Note how many lines hold "получить" and report that number by itself.
══ Data shown ══
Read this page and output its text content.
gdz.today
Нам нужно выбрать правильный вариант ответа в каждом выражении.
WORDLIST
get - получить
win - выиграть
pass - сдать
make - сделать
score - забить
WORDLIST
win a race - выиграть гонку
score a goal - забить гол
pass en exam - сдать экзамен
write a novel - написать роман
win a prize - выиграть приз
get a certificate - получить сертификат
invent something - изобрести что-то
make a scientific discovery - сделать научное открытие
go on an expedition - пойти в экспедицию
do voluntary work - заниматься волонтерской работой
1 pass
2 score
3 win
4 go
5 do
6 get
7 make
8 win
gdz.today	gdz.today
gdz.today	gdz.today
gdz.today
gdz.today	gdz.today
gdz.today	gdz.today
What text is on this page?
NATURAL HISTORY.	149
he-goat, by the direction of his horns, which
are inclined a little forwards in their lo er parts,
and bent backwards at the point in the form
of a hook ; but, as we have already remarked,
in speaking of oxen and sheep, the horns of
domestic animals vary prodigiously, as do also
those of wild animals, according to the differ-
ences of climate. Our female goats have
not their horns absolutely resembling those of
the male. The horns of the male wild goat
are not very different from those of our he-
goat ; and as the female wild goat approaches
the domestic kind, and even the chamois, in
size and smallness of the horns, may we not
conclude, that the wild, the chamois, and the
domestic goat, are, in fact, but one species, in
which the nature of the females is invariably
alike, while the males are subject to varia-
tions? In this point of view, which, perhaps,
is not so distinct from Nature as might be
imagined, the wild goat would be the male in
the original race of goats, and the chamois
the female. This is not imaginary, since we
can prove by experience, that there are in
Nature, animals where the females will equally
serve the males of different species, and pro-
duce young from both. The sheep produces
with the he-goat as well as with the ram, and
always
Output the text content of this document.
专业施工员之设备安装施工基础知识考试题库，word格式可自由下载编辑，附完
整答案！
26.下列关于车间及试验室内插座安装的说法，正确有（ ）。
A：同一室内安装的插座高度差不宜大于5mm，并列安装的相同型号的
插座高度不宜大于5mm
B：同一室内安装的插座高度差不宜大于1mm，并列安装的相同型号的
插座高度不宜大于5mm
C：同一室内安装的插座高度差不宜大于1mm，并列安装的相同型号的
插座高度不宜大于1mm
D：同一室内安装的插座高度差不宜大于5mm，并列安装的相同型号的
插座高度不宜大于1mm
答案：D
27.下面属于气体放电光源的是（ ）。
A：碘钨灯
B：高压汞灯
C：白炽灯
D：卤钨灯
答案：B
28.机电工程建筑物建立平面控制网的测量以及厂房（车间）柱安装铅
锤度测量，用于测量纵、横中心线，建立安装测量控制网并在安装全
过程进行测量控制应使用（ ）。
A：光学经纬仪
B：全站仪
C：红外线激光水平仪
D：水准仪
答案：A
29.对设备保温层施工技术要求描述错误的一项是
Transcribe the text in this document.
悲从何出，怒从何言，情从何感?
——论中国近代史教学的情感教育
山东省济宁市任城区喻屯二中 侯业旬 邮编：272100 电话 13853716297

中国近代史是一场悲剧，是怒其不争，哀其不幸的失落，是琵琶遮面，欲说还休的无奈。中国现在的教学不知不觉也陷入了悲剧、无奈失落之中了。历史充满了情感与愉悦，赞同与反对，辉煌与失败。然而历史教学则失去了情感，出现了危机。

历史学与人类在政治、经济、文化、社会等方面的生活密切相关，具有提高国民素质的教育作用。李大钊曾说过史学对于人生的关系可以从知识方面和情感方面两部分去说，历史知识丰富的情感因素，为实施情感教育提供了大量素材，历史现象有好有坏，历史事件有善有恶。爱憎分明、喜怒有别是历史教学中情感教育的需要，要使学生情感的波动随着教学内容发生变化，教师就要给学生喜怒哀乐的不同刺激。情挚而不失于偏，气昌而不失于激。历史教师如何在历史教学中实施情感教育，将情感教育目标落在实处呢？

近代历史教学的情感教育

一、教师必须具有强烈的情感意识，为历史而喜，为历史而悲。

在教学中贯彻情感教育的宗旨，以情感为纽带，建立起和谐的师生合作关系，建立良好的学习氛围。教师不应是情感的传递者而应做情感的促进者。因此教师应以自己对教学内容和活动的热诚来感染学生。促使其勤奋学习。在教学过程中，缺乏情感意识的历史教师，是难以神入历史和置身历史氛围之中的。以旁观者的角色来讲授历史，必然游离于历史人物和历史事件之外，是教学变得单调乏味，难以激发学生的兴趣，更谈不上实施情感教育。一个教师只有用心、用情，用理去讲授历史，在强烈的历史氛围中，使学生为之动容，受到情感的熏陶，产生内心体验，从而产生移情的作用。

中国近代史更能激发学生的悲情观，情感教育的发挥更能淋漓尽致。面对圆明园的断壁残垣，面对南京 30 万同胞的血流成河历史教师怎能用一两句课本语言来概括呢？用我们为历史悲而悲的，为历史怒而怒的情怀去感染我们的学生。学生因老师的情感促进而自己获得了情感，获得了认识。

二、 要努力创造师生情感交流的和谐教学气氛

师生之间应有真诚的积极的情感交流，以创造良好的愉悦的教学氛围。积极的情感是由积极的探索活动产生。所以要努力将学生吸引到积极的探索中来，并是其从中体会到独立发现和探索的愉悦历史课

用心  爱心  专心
═══
_Task answer_
2